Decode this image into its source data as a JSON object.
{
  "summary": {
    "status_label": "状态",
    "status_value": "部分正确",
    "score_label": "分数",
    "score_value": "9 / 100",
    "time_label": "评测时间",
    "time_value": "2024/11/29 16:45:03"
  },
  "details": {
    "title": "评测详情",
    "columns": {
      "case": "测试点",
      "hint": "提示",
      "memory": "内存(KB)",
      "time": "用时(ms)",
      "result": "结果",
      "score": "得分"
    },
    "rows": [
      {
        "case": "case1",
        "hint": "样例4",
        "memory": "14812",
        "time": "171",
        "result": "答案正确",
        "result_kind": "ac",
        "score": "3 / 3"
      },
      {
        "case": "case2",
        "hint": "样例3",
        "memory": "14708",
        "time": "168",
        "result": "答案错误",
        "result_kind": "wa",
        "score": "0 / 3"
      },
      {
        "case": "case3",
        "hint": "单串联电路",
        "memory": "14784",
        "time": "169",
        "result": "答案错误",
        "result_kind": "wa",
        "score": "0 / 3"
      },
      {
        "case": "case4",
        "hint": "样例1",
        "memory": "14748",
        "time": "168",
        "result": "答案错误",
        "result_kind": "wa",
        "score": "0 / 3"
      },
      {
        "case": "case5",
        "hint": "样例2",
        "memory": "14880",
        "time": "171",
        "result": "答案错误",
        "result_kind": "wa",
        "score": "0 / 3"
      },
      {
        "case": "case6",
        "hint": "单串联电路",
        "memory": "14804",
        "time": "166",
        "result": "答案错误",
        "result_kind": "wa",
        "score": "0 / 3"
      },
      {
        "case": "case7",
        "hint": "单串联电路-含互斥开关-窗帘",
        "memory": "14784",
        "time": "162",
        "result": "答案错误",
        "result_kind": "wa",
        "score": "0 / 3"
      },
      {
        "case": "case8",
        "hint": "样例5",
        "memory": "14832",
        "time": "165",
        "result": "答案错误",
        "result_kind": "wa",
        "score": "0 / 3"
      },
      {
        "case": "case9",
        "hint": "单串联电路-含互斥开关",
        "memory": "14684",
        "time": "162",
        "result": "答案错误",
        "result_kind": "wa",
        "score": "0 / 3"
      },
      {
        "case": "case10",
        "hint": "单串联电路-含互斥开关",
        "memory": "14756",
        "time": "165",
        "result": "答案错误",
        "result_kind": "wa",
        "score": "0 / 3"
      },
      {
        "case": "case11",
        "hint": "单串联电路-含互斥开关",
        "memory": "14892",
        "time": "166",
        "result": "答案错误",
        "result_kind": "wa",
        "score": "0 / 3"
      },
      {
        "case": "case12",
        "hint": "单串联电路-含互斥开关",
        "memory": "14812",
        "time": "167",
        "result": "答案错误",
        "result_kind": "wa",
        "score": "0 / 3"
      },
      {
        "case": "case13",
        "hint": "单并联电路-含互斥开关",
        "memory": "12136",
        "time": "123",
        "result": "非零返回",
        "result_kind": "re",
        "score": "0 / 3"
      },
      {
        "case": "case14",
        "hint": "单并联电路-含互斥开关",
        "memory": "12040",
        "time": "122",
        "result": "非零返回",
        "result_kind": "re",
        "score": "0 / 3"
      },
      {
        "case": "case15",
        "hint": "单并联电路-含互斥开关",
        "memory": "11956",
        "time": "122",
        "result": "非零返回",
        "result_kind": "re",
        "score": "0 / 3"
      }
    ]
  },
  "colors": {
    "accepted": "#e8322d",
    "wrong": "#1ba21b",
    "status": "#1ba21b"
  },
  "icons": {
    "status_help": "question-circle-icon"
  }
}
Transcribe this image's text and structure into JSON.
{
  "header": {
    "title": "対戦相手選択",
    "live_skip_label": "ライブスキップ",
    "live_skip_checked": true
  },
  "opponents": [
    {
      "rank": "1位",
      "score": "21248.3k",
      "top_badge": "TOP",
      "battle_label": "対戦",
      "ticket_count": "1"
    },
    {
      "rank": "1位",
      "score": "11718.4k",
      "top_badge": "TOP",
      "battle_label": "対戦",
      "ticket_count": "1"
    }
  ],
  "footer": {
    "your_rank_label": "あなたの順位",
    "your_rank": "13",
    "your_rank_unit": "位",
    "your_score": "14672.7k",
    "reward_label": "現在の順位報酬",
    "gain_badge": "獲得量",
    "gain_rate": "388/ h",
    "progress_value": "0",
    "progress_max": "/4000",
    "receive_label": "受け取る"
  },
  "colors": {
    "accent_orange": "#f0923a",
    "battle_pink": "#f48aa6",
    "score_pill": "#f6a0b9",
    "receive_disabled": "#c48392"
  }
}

### Aim
Among the lines above, determine how many hold the word "image"; report the figure alone.

### The output
2